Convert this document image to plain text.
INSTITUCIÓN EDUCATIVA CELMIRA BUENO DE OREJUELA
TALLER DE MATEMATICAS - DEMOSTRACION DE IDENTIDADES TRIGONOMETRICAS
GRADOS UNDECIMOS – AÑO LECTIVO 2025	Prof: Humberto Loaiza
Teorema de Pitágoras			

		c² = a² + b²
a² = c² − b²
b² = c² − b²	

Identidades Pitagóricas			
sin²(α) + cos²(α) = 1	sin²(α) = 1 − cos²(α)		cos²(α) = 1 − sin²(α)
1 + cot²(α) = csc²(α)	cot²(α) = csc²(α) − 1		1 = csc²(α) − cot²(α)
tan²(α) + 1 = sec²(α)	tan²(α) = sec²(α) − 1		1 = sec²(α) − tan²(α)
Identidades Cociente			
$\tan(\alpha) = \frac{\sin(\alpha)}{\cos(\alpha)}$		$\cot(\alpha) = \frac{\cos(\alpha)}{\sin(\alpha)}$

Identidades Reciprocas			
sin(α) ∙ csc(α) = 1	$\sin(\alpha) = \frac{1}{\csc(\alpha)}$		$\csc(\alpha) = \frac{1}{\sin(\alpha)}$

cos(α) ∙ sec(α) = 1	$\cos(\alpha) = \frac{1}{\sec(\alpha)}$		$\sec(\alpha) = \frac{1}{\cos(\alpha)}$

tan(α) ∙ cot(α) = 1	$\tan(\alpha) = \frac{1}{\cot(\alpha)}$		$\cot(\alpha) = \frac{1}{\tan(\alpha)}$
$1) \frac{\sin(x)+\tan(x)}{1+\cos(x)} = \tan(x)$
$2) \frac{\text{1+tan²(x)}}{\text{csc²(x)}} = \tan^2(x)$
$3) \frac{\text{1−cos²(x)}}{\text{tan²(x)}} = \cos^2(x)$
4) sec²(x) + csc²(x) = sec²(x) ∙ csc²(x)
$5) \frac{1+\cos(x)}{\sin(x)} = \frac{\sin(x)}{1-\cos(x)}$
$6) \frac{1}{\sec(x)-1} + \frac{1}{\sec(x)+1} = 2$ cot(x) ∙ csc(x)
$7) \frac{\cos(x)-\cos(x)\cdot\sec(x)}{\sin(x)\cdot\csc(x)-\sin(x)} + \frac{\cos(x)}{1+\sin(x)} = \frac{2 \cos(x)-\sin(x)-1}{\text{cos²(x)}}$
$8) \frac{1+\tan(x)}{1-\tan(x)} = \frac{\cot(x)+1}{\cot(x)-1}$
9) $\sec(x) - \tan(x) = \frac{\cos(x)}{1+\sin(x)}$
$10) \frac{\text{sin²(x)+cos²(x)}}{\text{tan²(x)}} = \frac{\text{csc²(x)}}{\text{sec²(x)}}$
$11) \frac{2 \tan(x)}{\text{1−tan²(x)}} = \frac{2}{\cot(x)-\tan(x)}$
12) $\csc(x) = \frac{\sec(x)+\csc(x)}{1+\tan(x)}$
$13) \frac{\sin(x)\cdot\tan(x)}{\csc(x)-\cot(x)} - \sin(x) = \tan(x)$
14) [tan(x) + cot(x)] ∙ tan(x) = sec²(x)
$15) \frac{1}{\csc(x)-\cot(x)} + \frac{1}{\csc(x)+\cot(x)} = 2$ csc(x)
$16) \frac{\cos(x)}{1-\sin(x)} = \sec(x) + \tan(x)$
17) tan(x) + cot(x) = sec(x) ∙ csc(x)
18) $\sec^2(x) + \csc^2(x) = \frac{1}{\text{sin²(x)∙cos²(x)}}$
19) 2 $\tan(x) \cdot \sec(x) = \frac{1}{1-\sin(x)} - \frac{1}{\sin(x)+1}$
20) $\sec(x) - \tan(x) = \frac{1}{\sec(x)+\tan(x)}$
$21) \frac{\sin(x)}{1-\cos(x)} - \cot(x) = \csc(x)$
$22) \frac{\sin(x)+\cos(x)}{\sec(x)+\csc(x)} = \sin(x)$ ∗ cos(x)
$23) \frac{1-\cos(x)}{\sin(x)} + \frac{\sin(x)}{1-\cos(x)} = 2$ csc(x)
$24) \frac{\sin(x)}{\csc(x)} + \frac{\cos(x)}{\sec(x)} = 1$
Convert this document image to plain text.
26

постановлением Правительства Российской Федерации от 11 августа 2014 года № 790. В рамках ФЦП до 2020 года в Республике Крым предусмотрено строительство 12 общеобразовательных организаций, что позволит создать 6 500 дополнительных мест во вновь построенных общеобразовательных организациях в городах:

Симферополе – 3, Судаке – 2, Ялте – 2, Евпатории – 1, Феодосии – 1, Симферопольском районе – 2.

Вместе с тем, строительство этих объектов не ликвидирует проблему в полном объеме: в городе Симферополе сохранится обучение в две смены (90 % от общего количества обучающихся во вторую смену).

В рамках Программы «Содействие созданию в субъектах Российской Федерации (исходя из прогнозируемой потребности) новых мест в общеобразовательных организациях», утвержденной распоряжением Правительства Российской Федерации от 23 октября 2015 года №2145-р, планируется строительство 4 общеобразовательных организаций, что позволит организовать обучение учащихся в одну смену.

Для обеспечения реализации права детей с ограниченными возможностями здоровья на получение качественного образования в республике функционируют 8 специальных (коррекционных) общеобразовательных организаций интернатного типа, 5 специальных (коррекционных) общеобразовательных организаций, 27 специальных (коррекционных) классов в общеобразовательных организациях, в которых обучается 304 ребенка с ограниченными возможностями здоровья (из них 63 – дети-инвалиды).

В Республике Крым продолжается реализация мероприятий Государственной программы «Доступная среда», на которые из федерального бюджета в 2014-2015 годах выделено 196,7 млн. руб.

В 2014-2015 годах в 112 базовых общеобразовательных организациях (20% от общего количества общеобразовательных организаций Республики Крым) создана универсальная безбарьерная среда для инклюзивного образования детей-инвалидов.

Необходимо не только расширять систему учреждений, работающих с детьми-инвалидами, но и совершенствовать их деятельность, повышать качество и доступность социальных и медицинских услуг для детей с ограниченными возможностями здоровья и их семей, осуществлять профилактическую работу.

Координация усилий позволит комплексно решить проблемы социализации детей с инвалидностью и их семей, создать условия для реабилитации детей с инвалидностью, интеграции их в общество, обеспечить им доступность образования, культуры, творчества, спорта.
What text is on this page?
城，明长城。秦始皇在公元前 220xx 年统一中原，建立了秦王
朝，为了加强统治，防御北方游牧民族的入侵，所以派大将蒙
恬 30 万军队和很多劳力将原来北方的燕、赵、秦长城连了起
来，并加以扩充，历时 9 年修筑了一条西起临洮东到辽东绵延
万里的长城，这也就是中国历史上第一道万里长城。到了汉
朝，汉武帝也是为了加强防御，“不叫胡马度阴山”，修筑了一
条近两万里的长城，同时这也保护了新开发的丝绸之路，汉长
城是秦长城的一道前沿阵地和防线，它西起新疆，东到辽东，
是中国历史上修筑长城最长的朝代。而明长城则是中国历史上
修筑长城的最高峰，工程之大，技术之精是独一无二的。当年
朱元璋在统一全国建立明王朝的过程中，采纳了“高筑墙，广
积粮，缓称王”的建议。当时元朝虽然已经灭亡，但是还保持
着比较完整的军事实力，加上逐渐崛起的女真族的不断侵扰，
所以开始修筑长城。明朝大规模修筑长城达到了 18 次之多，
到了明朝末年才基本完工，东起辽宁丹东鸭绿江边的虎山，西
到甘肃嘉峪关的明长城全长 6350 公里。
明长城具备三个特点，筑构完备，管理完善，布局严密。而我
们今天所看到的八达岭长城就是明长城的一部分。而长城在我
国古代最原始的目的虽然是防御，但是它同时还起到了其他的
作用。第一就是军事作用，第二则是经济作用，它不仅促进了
☆ ☆ ☆ ☆
Write out the full listing exactly as given.

Convert this document image to plain text.
INSTITUCIÓN EDUCATIVA CELMIRA BUENO DE OREJUELA
TALLER DE MATEMATICAS - DEMOSTRACION DE IDENTIDADES TRIGONOMETRICAS
GRADOS UNDECIMOS – AÑO LECTIVO 2025	Prof: Humberto Loaiza
Teorema de Pitágoras			

		c² = a² + b²
a² = c² − b²
b² = c² − b²	

Identidades Pitagóricas			
sin²(α) + cos²(α) = 1	sin²(α) = 1 − cos²(α)		cos²(α) = 1 − sin²(α)
1 + cot²(α) = csc²(α)	cot²(α) = csc²(α) − 1		1 = csc²(α) − cot²(α)
tan²(α) + 1 = sec²(α)	tan²(α) = sec²(α) − 1		1 = sec²(α) − tan²(α)
Identidades Cociente			
$\tan(\alpha) = \frac{\sin(\alpha)}{\cos(\alpha)}$		$\cot(\alpha) = \frac{\cos(\alpha)}{\sin(\alpha)}$

Identidades Reciprocas			
sin(α) ∙ csc(α) = 1	$\sin(\alpha) = \frac{1}{\csc(\alpha)}$		$\csc(\alpha) = \frac{1}{\sin(\alpha)}$

cos(α) ∙ sec(α) = 1	$\cos(\alpha) = \frac{1}{\sec(\alpha)}$		$\sec(\alpha) = \frac{1}{\cos(\alpha)}$

tan(α) ∙ cot(α) = 1	$\tan(\alpha) = \frac{1}{\cot(\alpha)}$		$\cot(\alpha) = \frac{1}{\tan(\alpha)}$
$1) \frac{\sin(x)+\tan(x)}{1+\cos(x)} = \tan(x)$
$2) \frac{\text{1+tan²(x)}}{\text{csc²(x)}} = \tan^2(x)$
$3) \frac{\text{1−cos²(x)}}{\text{tan²(x)}} = \cos^2(x)$
4) sec²(x) + csc²(x) = sec²(x) ∙ csc²(x)
$5) \frac{1+\cos(x)}{\sin(x)} = \frac{\sin(x)}{1-\cos(x)}$
$6) \frac{1}{\sec(x)-1} + \frac{1}{\sec(x)+1} = 2$ cot(x) ∙ csc(x)
$7) \frac{\cos(x)-\cos(x)\cdot\sec(x)}{\sin(x)\cdot\csc(x)-\sin(x)} + \frac{\cos(x)}{1+\sin(x)} = \frac{2 \cos(x)-\sin(x)-1}{\text{cos²(x)}}$
$8) \frac{1+\tan(x)}{1-\tan(x)} = \frac{\cot(x)+1}{\cot(x)-1}$
9) $\sec(x) - \tan(x) = \frac{\cos(x)}{1+\sin(x)}$
$10) \frac{\text{sin²(x)+cos²(x)}}{\text{tan²(x)}} = \frac{\text{csc²(x)}}{\text{sec²(x)}}$
$11) \frac{2 \tan(x)}{\text{1−tan²(x)}} = \frac{2}{\cot(x)-\tan(x)}$
12) $\csc(x) = \frac{\sec(x)+\csc(x)}{1+\tan(x)}$
$13) \frac{\sin(x)\cdot\tan(x)}{\csc(x)-\cot(x)} - \sin(x) = \tan(x)$
14) [tan(x) + cot(x)] ∙ tan(x) = sec²(x)
$15) \frac{1}{\csc(x)-\cot(x)} + \frac{1}{\csc(x)+\cot(x)} = 2$ csc(x)
$16) \frac{\cos(x)}{1-\sin(x)} = \sec(x) + \tan(x)$
17) tan(x) + cot(x) = sec(x) ∙ csc(x)
18) $\sec^2(x) + \csc^2(x) = \frac{1}{\text{sin²(x)∙cos²(x)}}$
19) 2 $\tan(x) \cdot \sec(x) = \frac{1}{1-\sin(x)} - \frac{1}{\sin(x)+1}$
20) $\sec(x) - \tan(x) = \frac{1}{\sec(x)+\tan(x)}$
$21) \frac{\sin(x)}{1-\cos(x)} - \cot(x) = \csc(x)$
$22) \frac{\sin(x)+\cos(x)}{\sec(x)+\csc(x)} = \sin(x)$ ∗ cos(x)
$23) \frac{1-\cos(x)}{\sin(x)} + \frac{\sin(x)}{1-\cos(x)} = 2$ csc(x)
$24) \frac{\sin(x)}{\csc(x)} + \frac{\cos(x)}{\sec(x)} = 1$
Convert this document image to plain text.
26

постановлением Правительства Российской Федерации от 11 августа 2014 года № 790. В рамках ФЦП до 2020 года в Республике Крым предусмотрено строительство 12 общеобразовательных организаций, что позволит создать 6 500 дополнительных мест во вновь построенных общеобразовательных организациях в городах:

Симферополе – 3, Судаке – 2, Ялте – 2, Евпатории – 1, Феодосии – 1, Симферопольском районе – 2.

Вместе с тем, строительство этих объектов не ликвидирует проблему в полном объеме: в городе Симферополе сохранится обучение в две смены (90 % от общего количества обучающихся во вторую смену).

В рамках Программы «Содействие созданию в субъектах Российской Федерации (исходя из прогнозируемой потребности) новых мест в общеобразовательных организациях», утвержденной распоряжением Правительства Российской Федерации от 23 октября 2015 года №2145-р, планируется строительство 4 общеобразовательных организаций, что позволит организовать обучение учащихся в одну смену.

Для обеспечения реализации права детей с ограниченными возможностями здоровья на получение качественного образования в республике функционируют 8 специальных (коррекционных) общеобразовательных организаций интернатного типа, 5 специальных (коррекционных) общеобразовательных организаций, 27 специальных (коррекционных) классов в общеобразовательных организациях, в которых обучается 304 ребенка с ограниченными возможностями здоровья (из них 63 – дети-инвалиды).

В Республике Крым продолжается реализация мероприятий Государственной программы «Доступная среда», на которые из федерального бюджета в 2014-2015 годах выделено 196,7 млн. руб.

В 2014-2015 годах в 112 базовых общеобразовательных организациях (20% от общего количества общеобразовательных организаций Республики Крым) создана универсальная безбарьерная среда для инклюзивного образования детей-инвалидов.

Необходимо не только расширять систему учреждений, работающих с детьми-инвалидами, но и совершенствовать их деятельность, повышать качество и доступность социальных и медицинских услуг для детей с ограниченными возможностями здоровья и их семей, осуществлять профилактическую работу.

Координация усилий позволит комплексно решить проблемы социализации детей с инвалидностью и их семей, создать условия для реабилитации детей с инвалидностью, интеграции их в общество, обеспечить им доступность образования, культуры, творчества, спорта.
What text is on this page?
城，明长城。秦始皇在公元前 220xx 年统一中原，建立了秦王
朝，为了加强统治，防御北方游牧民族的入侵，所以派大将蒙
恬 30 万军队和很多劳力将原来北方的燕、赵、秦长城连了起
来，并加以扩充，历时 9 年修筑了一条西起临洮东到辽东绵延
万里的长城，这也就是中国历史上第一道万里长城。到了汉
朝，汉武帝也是为了加强防御，“不叫胡马度阴山”，修筑了一
条近两万里的长城，同时这也保护了新开发的丝绸之路，汉长
城是秦长城的一道前沿阵地和防线，它西起新疆，东到辽东，
是中国历史上修筑长城最长的朝代。而明长城则是中国历史上
修筑长城的最高峰，工程之大，技术之精是独一无二的。当年
朱元璋在统一全国建立明王朝的过程中，采纳了“高筑墙，广
积粮，缓称王”的建议。当时元朝虽然已经灭亡，但是还保持
着比较完整的军事实力，加上逐渐崛起的女真族的不断侵扰，
所以开始修筑长城。明朝大规模修筑长城达到了 18 次之多，
到了明朝末年才基本完工，东起辽宁丹东鸭绿江边的虎山，西
到甘肃嘉峪关的明长城全长 6350 公里。
明长城具备三个特点，筑构完备，管理完善，布局严密。而我
们今天所看到的八达岭长城就是明长城的一部分。而长城在我
国古代最原始的目的虽然是防御，但是它同时还起到了其他的
作用。第一就是军事作用，第二则是经济作用，它不仅促进了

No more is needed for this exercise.